------ Input records

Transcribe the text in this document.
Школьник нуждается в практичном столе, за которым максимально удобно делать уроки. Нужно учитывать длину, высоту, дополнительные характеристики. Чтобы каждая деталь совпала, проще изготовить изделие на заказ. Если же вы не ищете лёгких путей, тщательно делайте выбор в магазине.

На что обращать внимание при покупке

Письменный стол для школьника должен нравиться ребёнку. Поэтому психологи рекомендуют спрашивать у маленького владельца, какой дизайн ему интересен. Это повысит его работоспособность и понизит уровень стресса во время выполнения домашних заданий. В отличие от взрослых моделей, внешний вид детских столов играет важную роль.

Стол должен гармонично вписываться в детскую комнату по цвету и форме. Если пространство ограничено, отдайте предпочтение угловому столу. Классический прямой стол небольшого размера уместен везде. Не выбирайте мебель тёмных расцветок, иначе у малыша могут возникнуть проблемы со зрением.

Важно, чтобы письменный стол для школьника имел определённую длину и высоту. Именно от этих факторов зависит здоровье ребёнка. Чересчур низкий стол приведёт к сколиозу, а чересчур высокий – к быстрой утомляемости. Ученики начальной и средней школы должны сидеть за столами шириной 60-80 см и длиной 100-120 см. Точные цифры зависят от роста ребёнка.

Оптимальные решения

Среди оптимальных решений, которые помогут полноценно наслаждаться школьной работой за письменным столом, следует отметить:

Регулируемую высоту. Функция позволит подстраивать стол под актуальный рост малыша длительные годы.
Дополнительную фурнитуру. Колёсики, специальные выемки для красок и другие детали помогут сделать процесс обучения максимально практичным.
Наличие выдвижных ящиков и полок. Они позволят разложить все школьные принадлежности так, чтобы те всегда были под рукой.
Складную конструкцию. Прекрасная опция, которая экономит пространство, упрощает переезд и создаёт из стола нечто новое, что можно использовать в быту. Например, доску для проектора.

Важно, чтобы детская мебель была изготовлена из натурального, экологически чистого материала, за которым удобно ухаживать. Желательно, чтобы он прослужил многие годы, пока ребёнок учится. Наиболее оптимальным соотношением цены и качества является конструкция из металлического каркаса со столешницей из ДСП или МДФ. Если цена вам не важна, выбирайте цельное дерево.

------------
------ Input records

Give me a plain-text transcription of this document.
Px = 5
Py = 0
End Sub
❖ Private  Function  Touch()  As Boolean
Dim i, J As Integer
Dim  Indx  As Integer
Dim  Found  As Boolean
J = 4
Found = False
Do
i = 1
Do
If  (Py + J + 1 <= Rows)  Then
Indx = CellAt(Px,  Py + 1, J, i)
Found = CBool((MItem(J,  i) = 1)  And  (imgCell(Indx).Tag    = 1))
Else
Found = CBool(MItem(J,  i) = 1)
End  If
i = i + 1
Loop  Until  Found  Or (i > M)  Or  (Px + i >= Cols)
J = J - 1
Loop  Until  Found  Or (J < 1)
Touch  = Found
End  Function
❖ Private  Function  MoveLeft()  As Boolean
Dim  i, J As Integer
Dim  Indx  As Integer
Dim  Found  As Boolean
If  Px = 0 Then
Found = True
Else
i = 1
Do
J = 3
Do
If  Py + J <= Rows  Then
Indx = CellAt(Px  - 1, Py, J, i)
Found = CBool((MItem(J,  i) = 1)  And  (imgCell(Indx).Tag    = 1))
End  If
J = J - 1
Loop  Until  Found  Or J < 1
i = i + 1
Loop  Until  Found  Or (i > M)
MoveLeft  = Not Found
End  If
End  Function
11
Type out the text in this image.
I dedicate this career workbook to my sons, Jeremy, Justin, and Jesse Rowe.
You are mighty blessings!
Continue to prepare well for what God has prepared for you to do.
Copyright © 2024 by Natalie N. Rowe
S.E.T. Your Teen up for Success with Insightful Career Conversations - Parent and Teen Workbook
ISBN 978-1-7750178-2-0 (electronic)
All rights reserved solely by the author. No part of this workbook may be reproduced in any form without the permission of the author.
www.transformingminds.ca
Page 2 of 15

------------

● **Set task**
Working from the material above, state how many lines contain "Loop"; give only the number.

● **Task response**
4